Problem statement – According to the article on Matt Kemp's center-field defense, where does Kemp rank in defensive runs saved among 52 center fielders?

Extract provided Start Marker

Dodgers manager sat center fielder Matt Kemp in Friday's series opener against the Phillies, and for the first time all season acknowledged the position as one the Dodgers need to improve at defensively.
"He doesn't look the same. The burst, the outrun-the-ball thing. We've talked to Matt and don't hear anything medically that he's not feeling good," Mattingly said on Thursday, per Michael Radano of MLB.com. "We just want to see the same burst. We don't know if it's a matter of him being out a few years. He's trying, been working, and we'll continue to go from there."
Among 28 center fielders with at least 200 innings at the position entering Friday, Kemp ranks 26th in Ultimate Zone Rating, at 7.5 runs below average. Similarly, Kemp ranks dead last among 52 center fielders in defensive runs saved per Baseball Info Solutions at 11 runs below average, and 52nd and last in Total Zone Rating as well at six runs below average.
Kemp admitted his defense has suffered since his October microfracture surgery on his ankle, per Bill Plunkett of the Orange County Register:
“I wish I was explosive as I could be in the past. I have good days and bad days. Some days my ankle is looser than other days. Some days it’s a little stiff. I’m not hurt or anything. But you have those good days and bad days. That’s true for any baseball player.
“Shoot – I wish I could go out there and steal 100 million bases like I used to. But like I said some days my legs – I don’t feel it as far as being loose. But the more I play, the more it gets better and better. I’m happy about that.”
Mattinlgly admitted to knowing the poor defensive numbers for Kemp, as he has in the past. Per Radano:
"When you see a game from this bench you don't get to see everything," Mattingly said. "We're going to go back and look at video. Look at all of the angles. You always continue to evaluate the plays that we make or don't make and look for reasons why. The metrics allow us to take all the information, and also you want to take in the game and see what happens.
"Obviously center field is a position we continue to look at and we have to get better out there."
That last quote is about as harsh as Mattingly, a players manager, will talk about one of his own players in the press, not that it's anything Mattingly hasn't said directly to Kemp I'm sure, possibly even again during the closed door meeting between the two reported by Plunkett, Radano as well as David Vassegh of Dodger Talk.
But what exactly does getting better mean?
Kemp started 34 of 43 games in center field since his return, plus one more start at designated hitter, and started 20 of the last 25 games in center before Friday's night off. Unless the Dodgers are just completely fed up with his play, it's unlikely Kemp gets totally discarded as at least an occasional option in center.
Andre Ethier started in center field on Friday night and in his 119⅔ innings in center field entering Friday rated out as average by the three ratings listed above (well, -0.2 Ultimate Zone Rating is close enough). Is Ethier all of a sudden the every day center fielder?
The Dodgers prefer Carl Crawford in left field so he's unlikely to move. Might this mean Yasiel Puig gets a few more starts in center field, seeing if his insane progress on the learning curve at the plate translates into the field as well?
Joc Pederson is arguably the best center fielder defensively of the bunch, but though he is lighting up Triple-A — .346/.447/.648 with 15 home runs in 47 games for the Isotopes through Friday — it is unlikely the Dodgers are willing to make such a drastic move just yet. Because once Pederson gets called up, it will be to play and not to sit.
So for now, what we know about the Dodgers outfield is that Puig starts every day, and the rest can sort itself out. Whether Puig's every day play will remain in right field or shift to center is a subplot worth watching in the coming days.

Extract provided End Marker
Excerpted data Start Marker

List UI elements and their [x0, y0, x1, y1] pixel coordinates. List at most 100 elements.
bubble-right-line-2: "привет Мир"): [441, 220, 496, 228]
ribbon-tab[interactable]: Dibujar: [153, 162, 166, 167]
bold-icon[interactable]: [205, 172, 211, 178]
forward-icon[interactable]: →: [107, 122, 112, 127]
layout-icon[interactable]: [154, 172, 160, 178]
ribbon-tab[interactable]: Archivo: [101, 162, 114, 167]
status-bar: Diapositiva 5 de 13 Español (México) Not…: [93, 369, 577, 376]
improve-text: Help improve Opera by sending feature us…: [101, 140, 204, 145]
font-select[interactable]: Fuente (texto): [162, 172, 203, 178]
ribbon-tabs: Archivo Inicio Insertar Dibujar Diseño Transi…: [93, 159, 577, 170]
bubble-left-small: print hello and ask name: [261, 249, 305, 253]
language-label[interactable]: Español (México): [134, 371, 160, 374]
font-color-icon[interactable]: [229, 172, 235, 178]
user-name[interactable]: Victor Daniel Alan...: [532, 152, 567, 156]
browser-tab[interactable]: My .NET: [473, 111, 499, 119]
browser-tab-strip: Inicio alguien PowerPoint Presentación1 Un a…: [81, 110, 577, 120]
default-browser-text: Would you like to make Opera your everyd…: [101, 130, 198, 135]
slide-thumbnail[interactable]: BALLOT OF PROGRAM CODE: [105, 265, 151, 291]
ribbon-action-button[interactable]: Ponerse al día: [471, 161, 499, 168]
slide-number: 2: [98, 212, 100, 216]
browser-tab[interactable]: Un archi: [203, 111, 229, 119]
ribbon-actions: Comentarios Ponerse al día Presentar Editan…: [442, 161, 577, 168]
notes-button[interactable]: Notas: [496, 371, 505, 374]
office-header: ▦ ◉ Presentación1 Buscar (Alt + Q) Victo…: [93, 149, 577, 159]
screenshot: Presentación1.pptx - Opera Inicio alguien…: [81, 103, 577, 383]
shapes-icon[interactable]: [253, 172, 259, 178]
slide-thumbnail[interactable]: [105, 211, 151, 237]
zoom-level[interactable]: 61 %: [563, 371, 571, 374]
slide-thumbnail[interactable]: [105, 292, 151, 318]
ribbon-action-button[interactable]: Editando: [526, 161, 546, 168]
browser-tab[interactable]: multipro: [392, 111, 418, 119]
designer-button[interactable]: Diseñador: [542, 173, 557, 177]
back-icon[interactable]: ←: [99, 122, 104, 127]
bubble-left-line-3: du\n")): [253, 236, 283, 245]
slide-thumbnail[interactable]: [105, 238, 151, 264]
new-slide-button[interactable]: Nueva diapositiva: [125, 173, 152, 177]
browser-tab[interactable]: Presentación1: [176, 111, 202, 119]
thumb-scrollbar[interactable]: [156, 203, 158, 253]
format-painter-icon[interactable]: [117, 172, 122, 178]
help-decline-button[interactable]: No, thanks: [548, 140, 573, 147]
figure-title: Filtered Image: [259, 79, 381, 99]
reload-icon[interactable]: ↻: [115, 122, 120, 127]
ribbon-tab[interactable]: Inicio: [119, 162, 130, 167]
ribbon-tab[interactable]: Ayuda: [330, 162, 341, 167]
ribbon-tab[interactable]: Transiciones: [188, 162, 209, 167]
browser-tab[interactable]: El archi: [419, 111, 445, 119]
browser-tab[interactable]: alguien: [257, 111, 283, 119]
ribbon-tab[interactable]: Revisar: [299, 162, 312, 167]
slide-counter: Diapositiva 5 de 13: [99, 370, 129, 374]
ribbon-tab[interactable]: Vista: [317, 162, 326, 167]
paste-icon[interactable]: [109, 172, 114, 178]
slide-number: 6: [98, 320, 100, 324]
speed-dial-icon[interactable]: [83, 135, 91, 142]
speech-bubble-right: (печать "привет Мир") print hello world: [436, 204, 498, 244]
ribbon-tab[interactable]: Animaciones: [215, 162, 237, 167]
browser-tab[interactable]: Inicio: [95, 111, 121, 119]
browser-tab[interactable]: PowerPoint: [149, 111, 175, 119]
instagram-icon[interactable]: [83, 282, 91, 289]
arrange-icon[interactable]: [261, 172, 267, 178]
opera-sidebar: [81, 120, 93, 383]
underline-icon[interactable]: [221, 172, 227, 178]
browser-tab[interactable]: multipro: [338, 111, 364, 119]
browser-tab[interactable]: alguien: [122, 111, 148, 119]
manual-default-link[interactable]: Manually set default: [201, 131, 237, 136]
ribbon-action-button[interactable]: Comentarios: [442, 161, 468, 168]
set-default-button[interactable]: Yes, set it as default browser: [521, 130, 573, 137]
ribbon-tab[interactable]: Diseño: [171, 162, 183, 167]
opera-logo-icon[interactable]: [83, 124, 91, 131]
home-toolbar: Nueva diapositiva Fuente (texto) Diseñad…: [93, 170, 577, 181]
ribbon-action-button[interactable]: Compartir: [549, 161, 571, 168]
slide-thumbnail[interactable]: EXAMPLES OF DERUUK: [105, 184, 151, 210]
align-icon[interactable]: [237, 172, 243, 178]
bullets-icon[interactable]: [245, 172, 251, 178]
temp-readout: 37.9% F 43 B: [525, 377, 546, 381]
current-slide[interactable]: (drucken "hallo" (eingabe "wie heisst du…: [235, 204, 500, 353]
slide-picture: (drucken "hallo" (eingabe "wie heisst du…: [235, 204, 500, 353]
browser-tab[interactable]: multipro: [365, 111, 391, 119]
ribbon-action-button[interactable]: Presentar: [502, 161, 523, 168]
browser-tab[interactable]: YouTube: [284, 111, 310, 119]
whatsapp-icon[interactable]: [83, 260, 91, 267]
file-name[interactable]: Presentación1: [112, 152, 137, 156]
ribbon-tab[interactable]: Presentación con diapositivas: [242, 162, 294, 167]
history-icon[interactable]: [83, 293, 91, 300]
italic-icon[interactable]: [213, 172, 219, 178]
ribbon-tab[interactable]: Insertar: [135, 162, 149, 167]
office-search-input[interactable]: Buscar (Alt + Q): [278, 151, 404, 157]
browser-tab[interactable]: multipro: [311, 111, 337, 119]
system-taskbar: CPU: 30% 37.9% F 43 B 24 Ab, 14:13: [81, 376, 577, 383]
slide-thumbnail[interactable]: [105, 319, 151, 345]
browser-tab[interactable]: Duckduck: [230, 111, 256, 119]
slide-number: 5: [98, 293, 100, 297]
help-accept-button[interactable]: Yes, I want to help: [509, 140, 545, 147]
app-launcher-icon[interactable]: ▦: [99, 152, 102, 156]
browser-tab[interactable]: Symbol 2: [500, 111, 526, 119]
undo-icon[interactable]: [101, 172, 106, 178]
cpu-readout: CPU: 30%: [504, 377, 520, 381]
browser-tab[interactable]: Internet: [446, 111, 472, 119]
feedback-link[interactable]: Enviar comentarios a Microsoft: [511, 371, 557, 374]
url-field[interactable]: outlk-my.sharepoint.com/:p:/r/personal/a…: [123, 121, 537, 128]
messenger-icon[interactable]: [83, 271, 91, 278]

Excerpted data End Marker

Solution – Dead last, at 11 runs below average.